GOAL: In every item below, rename "x-tick-label" to "x-tick-text" and leave all other text unchanged. Don't include the pictures in your answer.

(Element and region listings)
>> start
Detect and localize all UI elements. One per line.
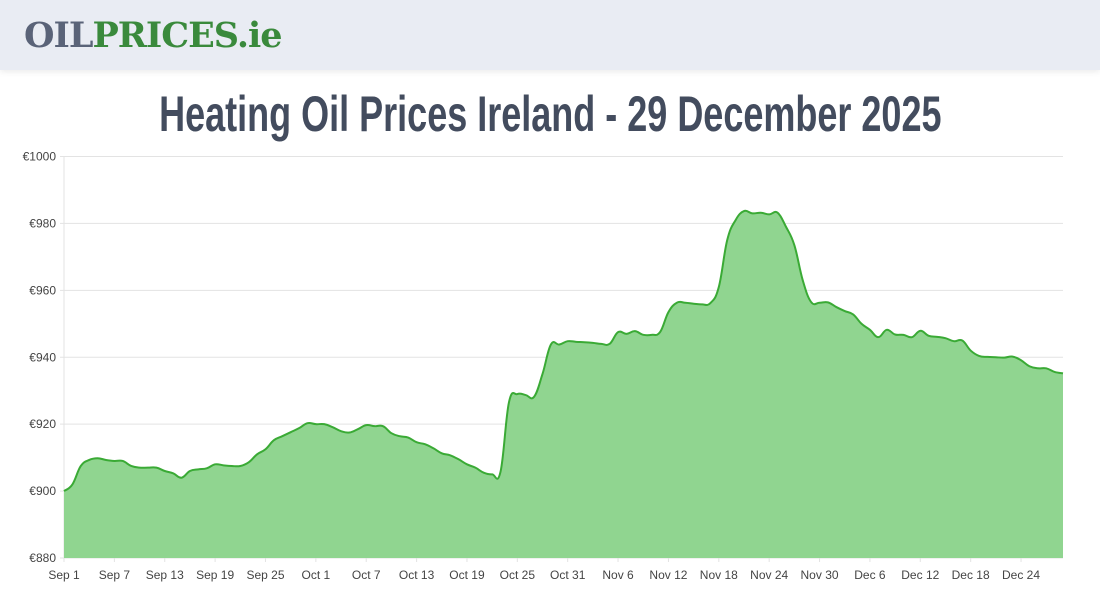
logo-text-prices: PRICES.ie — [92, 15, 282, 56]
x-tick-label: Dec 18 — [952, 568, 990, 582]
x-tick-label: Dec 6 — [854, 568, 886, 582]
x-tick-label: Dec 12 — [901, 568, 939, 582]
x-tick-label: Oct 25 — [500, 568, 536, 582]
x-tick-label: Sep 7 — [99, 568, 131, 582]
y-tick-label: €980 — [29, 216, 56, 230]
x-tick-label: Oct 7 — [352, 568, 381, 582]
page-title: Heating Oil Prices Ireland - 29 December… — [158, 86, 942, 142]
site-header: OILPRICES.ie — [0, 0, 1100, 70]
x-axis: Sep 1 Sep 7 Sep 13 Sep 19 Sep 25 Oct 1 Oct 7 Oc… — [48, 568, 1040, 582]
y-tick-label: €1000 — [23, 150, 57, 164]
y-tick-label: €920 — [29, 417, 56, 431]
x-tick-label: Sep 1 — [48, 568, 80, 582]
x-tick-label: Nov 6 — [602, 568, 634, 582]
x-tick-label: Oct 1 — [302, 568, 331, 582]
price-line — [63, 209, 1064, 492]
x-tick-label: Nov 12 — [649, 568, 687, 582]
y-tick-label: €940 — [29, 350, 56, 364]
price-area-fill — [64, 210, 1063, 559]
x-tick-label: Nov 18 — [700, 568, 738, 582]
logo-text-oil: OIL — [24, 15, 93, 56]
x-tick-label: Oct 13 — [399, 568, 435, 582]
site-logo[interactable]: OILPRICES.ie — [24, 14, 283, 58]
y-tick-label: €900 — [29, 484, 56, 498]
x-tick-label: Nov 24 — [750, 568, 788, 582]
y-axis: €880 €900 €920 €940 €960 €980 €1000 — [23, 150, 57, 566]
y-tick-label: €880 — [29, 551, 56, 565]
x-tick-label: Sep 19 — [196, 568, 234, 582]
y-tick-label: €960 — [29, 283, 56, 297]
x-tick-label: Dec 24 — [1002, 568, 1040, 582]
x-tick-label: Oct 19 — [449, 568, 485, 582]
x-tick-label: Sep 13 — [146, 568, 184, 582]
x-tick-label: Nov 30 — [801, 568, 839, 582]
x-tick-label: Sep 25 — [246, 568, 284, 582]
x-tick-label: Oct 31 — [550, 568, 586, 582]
>> end
EXERCISE RESULT:
Detect and localize all UI elements. One per line.
logo-text-prices: PRICES.ie — [92, 15, 282, 56]
x-tick-text: Dec 18 — [952, 568, 990, 582]
x-tick-text: Dec 6 — [854, 568, 886, 582]
x-tick-text: Dec 12 — [901, 568, 939, 582]
x-tick-text: Oct 25 — [500, 568, 536, 582]
x-tick-text: Sep 7 — [99, 568, 131, 582]
y-tick-label: €980 — [29, 216, 56, 230]
x-tick-text: Oct 7 — [352, 568, 381, 582]
page-title: Heating Oil Prices Ireland - 29 December… — [158, 86, 942, 142]
site-header: OILPRICES.ie — [0, 0, 1100, 70]
x-axis: Sep 1 Sep 7 Sep 13 Sep 19 Sep 25 Oct 1 Oct 7 Oc… — [48, 568, 1040, 582]
y-tick-label: €1000 — [23, 150, 57, 164]
y-tick-label: €920 — [29, 417, 56, 431]
x-tick-text: Sep 1 — [48, 568, 80, 582]
x-tick-text: Nov 6 — [602, 568, 634, 582]
x-tick-text: Oct 1 — [302, 568, 331, 582]
price-line — [63, 209, 1064, 492]
x-tick-text: Nov 12 — [649, 568, 687, 582]
y-tick-label: €940 — [29, 350, 56, 364]
price-area-fill — [64, 210, 1063, 559]
x-tick-text: Nov 18 — [700, 568, 738, 582]
logo-text-oil: OIL — [24, 15, 93, 56]
x-tick-text: Oct 13 — [399, 568, 435, 582]
site-logo[interactable]: OILPRICES.ie — [24, 14, 283, 58]
y-tick-label: €900 — [29, 484, 56, 498]
x-tick-text: Nov 24 — [750, 568, 788, 582]
y-axis: €880 €900 €920 €940 €960 €980 €1000 — [23, 150, 57, 566]
y-tick-label: €880 — [29, 551, 56, 565]
x-tick-text: Sep 19 — [196, 568, 234, 582]
y-tick-label: €960 — [29, 283, 56, 297]
x-tick-text: Dec 24 — [1002, 568, 1040, 582]
x-tick-text: Oct 19 — [449, 568, 485, 582]
x-tick-text: Sep 13 — [146, 568, 184, 582]
x-tick-text: Nov 30 — [801, 568, 839, 582]
x-tick-text: Sep 25 — [246, 568, 284, 582]
x-tick-text: Oct 31 — [550, 568, 586, 582]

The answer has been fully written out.